Records from a collection of figures:
>>
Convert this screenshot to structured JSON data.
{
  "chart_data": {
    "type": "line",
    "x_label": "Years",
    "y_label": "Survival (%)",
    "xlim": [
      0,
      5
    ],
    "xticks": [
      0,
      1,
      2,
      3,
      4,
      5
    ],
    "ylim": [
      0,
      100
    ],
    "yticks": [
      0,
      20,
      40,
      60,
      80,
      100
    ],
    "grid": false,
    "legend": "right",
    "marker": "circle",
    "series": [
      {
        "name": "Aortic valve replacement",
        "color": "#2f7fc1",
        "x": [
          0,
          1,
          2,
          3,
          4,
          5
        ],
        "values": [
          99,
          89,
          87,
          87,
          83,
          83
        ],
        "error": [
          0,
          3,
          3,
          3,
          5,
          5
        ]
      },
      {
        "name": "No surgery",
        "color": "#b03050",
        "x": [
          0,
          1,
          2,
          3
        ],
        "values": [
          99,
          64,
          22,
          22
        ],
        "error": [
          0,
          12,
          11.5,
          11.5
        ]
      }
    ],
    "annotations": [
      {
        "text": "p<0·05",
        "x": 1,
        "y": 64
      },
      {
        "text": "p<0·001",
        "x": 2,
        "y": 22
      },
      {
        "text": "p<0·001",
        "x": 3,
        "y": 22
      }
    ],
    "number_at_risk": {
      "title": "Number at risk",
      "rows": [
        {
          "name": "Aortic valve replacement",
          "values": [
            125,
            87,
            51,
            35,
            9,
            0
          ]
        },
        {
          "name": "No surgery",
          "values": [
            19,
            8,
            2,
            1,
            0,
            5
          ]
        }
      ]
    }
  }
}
<<
• [Stated exercise] Restate each entry exactly, skipping none.

• [Task result]
Convert this screenshot to structured JSON data.
{
  "chart_data": {
    "type": "line",
    "x_label": "Years",
    "y_label": "Survival (%)",
    "xlim": [
      0,
      5
    ],
    "xticks": [
      0,
      1,
      2,
      3,
      4,
      5
    ],
    "ylim": [
      0,
      100
    ],
    "yticks": [
      0,
      20,
      40,
      60,
      80,
      100
    ],
    "grid": false,
    "legend": "right",
    "marker": "circle",
    "series": [
      {
        "name": "Aortic valve replacement",
        "color": "#2f7fc1",
        "x": [
          0,
          1,
          2,
          3,
          4,
          5
        ],
        "values": [
          99,
          89,
          87,
          87,
          83,
          83
        ],
        "error": [
          0,
          3,
          3,
          3,
          5,
          5
        ]
      },
      {
        "name": "No surgery",
        "color": "#b03050",
        "x": [
          0,
          1,
          2,
          3
        ],
        "values": [
          99,
          64,
          22,
          22
        ],
        "error": [
          0,
          12,
          11.5,
          11.5
        ]
      }
    ],
    "annotations": [
      {
        "text": "p<0·05",
        "x": 1,
        "y": 64
      },
      {
        "text": "p<0·001",
        "x": 2,
        "y": 22
      },
      {
        "text": "p<0·001",
        "x": 3,
        "y": 22
      }
    ],
    "number_at_risk": {
      "title": "Number at risk",
      "rows": [
        {
          "name": "Aortic valve replacement",
          "values": [
            125,
            87,
            51,
            35,
            9,
            0
          ]
        },
        {
          "name": "No surgery",
          "values": [
            19,
            8,
            2,
            1,
            0,
            5
          ]
        }
      ]
    }
  }
}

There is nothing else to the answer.